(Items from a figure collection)
★ ★ ★ ★

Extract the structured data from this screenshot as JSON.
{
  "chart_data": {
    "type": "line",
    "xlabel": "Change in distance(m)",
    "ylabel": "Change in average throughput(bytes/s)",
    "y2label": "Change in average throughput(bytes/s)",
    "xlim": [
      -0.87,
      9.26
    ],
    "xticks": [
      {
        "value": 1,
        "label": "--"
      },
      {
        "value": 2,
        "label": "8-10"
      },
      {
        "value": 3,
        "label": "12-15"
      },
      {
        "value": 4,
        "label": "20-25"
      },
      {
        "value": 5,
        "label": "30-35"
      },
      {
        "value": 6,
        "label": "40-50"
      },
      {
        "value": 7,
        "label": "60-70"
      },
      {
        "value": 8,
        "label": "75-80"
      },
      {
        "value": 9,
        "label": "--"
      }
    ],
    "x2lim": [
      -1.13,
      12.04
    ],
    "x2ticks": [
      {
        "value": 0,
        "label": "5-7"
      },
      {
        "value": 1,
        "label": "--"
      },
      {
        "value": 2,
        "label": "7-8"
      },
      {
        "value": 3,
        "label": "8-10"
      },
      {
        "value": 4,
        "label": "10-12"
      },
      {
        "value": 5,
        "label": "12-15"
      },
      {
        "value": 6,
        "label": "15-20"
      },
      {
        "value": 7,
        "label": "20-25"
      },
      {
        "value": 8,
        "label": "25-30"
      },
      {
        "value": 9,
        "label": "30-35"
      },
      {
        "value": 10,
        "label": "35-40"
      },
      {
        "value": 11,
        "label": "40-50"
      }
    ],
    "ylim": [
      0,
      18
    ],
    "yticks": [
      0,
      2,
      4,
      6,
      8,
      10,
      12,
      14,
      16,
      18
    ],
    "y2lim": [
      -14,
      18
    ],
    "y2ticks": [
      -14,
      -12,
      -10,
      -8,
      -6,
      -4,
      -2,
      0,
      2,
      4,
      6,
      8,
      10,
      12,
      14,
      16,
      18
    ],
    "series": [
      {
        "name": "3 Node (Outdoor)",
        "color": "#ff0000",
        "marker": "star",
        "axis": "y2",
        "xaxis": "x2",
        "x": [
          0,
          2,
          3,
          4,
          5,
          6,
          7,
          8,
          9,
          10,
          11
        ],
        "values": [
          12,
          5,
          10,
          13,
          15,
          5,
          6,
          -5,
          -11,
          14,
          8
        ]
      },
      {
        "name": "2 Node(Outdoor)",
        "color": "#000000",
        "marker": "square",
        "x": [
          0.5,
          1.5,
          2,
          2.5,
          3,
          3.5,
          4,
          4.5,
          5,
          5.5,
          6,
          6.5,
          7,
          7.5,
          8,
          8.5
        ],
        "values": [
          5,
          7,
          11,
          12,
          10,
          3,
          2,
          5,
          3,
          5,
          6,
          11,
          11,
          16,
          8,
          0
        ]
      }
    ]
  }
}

★ ★ ★ ★

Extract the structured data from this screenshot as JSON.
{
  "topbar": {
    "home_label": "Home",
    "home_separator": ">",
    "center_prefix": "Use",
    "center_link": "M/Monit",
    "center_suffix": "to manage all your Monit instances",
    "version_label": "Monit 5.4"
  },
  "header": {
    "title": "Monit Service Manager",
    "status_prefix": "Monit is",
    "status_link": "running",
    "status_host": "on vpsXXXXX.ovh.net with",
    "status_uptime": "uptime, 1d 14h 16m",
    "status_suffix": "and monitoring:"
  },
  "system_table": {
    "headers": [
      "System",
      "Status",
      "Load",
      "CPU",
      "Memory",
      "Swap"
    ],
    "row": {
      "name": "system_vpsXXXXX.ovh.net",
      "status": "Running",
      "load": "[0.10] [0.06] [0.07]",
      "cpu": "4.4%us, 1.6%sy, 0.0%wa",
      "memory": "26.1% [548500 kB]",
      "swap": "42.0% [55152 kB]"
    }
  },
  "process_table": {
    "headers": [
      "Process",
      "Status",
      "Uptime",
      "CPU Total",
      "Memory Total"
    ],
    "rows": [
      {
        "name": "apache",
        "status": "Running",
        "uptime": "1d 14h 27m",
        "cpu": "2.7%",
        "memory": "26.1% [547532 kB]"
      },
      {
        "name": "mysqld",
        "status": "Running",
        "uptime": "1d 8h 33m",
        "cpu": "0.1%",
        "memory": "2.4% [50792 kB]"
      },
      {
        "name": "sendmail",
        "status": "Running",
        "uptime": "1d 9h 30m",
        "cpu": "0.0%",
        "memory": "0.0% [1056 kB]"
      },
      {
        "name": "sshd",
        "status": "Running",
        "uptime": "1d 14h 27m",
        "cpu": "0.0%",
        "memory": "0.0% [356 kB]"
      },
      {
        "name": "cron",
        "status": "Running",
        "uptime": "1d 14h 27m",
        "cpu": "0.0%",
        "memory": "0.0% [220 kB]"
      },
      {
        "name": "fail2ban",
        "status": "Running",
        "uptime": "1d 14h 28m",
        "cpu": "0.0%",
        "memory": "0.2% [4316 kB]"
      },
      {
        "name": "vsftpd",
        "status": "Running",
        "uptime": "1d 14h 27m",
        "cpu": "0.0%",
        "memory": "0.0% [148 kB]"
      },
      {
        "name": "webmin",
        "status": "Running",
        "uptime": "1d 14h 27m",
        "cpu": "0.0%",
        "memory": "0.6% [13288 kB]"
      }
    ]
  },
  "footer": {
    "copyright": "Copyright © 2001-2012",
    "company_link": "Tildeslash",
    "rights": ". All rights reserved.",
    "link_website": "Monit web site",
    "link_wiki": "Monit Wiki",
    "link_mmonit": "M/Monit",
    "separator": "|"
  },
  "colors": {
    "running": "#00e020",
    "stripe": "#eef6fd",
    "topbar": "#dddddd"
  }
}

★ ★ ★ ★

• _What is needed_: Return from the data every line that holds "Node".

• _Task answer_:
        "name": "3 Node (Outdoor)",
        "name": "2 Node(Outdoor)",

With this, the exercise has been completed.